### Provided data
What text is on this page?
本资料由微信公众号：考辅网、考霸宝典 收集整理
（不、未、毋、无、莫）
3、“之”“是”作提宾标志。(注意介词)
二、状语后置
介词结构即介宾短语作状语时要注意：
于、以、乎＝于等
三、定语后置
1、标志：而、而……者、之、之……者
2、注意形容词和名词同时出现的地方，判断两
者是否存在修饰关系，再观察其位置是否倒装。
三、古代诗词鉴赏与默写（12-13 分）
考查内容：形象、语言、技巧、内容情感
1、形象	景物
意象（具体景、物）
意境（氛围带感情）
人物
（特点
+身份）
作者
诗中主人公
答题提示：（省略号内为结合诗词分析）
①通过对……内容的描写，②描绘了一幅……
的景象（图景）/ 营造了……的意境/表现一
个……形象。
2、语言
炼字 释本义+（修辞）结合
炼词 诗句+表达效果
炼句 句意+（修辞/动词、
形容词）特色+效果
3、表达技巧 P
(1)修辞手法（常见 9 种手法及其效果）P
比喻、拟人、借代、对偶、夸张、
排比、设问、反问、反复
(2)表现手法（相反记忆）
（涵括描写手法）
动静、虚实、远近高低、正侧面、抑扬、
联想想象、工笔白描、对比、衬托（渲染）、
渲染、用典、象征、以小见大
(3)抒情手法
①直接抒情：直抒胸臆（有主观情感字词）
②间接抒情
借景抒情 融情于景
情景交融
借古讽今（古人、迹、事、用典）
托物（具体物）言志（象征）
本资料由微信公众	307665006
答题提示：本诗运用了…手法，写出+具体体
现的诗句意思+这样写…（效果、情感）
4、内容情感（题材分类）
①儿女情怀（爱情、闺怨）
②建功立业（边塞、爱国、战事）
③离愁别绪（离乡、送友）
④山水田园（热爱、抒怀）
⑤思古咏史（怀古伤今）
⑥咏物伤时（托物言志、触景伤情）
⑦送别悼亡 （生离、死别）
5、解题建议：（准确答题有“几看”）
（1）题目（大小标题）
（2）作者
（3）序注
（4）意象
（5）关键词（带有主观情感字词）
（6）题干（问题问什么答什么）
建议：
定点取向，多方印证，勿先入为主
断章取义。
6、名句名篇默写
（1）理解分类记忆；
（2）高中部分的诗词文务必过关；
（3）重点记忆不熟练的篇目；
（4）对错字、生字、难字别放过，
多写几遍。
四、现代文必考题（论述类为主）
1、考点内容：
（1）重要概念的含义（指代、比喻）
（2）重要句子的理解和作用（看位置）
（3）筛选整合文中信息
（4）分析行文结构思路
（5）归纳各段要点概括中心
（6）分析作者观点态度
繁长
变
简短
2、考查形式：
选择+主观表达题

### Task requirements
Every record should be given again exactly.

### Worked answer
What text is on this page?
本资料由微信公众号：考辅网、考霸宝典 收集整理
（不、未、毋、无、莫）
3、“之”“是”作提宾标志。(注意介词)
二、状语后置
介词结构即介宾短语作状语时要注意：
于、以、乎＝于等
三、定语后置
1、标志：而、而……者、之、之……者
2、注意形容词和名词同时出现的地方，判断两
者是否存在修饰关系，再观察其位置是否倒装。
三、古代诗词鉴赏与默写（12-13 分）
考查内容：形象、语言、技巧、内容情感
1、形象	景物
意象（具体景、物）
意境（氛围带感情）
人物
（特点
+身份）
作者
诗中主人公
答题提示：（省略号内为结合诗词分析）
①通过对……内容的描写，②描绘了一幅……
的景象（图景）/ 营造了……的意境/表现一
个……形象。
2、语言
炼字 释本义+（修辞）结合
炼词 诗句+表达效果
炼句 句意+（修辞/动词、
形容词）特色+效果
3、表达技巧 P
(1)修辞手法（常见 9 种手法及其效果）P
比喻、拟人、借代、对偶、夸张、
排比、设问、反问、反复
(2)表现手法（相反记忆）
（涵括描写手法）
动静、虚实、远近高低、正侧面、抑扬、
联想想象、工笔白描、对比、衬托（渲染）、
渲染、用典、象征、以小见大
(3)抒情手法
①直接抒情：直抒胸臆（有主观情感字词）
②间接抒情
借景抒情 融情于景
情景交融
借古讽今（古人、迹、事、用典）
托物（具体物）言志（象征）
本资料由微信公众	307665006
答题提示：本诗运用了…手法，写出+具体体
现的诗句意思+这样写…（效果、情感）
4、内容情感（题材分类）
①儿女情怀（爱情、闺怨）
②建功立业（边塞、爱国、战事）
③离愁别绪（离乡、送友）
④山水田园（热爱、抒怀）
⑤思古咏史（怀古伤今）
⑥咏物伤时（托物言志、触景伤情）
⑦送别悼亡 （生离、死别）
5、解题建议：（准确答题有“几看”）
（1）题目（大小标题）
（2）作者
（3）序注
（4）意象
（5）关键词（带有主观情感字词）
（6）题干（问题问什么答什么）
建议：
定点取向，多方印证，勿先入为主
断章取义。
6、名句名篇默写
（1）理解分类记忆；
（2）高中部分的诗词文务必过关；
（3）重点记忆不熟练的篇目；
（4）对错字、生字、难字别放过，
多写几遍。
四、现代文必考题（论述类为主）
1、考点内容：
（1）重要概念的含义（指代、比喻）
（2）重要句子的理解和作用（看位置）
（3）筛选整合文中信息
（4）分析行文结构思路
（5）归纳各段要点概括中心
（6）分析作者观点态度
繁长
变
简短
2、考查形式：
选择+主观表达题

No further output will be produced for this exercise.